» **STATED EXERCISE**
Copy each line of the data below with the word "this".

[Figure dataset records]
★ ★ ★
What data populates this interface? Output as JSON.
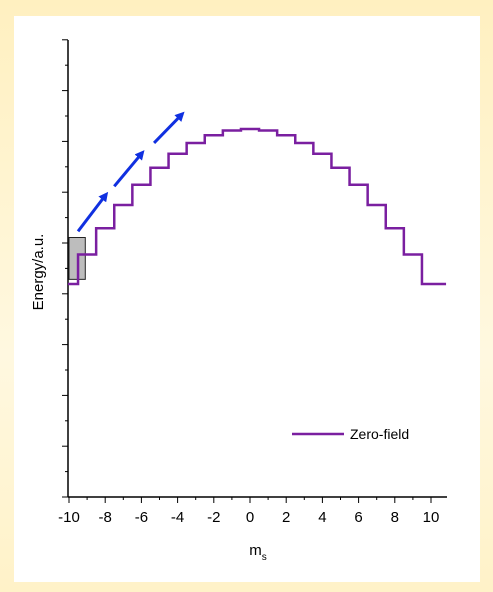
{
  "chart_data": {
    "type": "line",
    "xlabel": "m",
    "xlabel_sub": "s",
    "ylabel": "Energy/a.u.",
    "xlim": [
      -11,
      11
    ],
    "x_ticks": [
      "-10",
      "-8",
      "-6",
      "-4",
      "-2",
      "0",
      "2",
      "4",
      "6",
      "8",
      "10"
    ],
    "y_tick_labels_shown": false,
    "grid": false,
    "legend": {
      "placement": "bottom-right"
    },
    "series": [
      {
        "name": "Zero-field",
        "color": "#7a1fa0",
        "step": true,
        "x": [
          -10,
          -9,
          -8,
          -7,
          -6,
          -5,
          -4,
          -3,
          -2,
          -1,
          0,
          1,
          2,
          3,
          4,
          5,
          6,
          7,
          8,
          9,
          10
        ],
        "y": [
          0,
          19,
          36,
          51,
          64,
          75,
          84,
          91,
          96,
          99,
          100,
          99,
          96,
          91,
          84,
          75,
          64,
          51,
          36,
          19,
          0
        ]
      }
    ],
    "annotations": [
      {
        "type": "arrow",
        "color": "#1030e0",
        "from": [
          -9.5,
          34
        ],
        "to": [
          -8.0,
          57
        ]
      },
      {
        "type": "arrow",
        "color": "#1030e0",
        "from": [
          -7.5,
          63
        ],
        "to": [
          -6.0,
          84
        ]
      },
      {
        "type": "arrow",
        "color": "#1030e0",
        "from": [
          -5.3,
          91
        ],
        "to": [
          -3.8,
          109
        ]
      },
      {
        "type": "box",
        "color": "#bdbdbd",
        "x": [
          -10.0,
          -9.1
        ],
        "y": [
          3,
          30
        ]
      }
    ]
  }
}
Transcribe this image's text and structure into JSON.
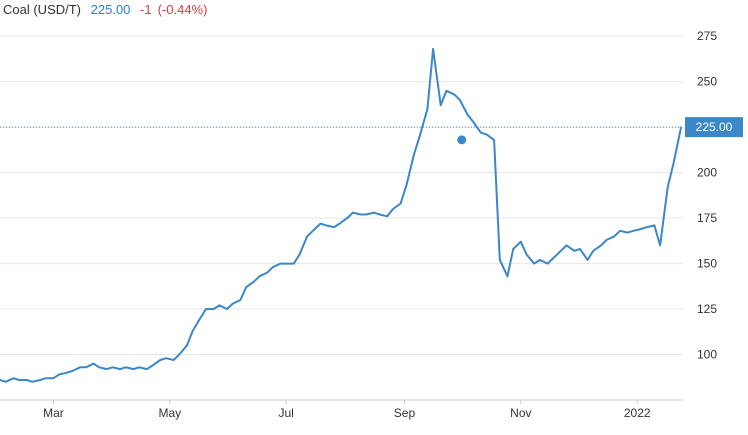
★ ★ ★
» **WORKED ANSWER**
What data populates this interface? Output as JSON.
Transcribe this image's text and structure into JSON.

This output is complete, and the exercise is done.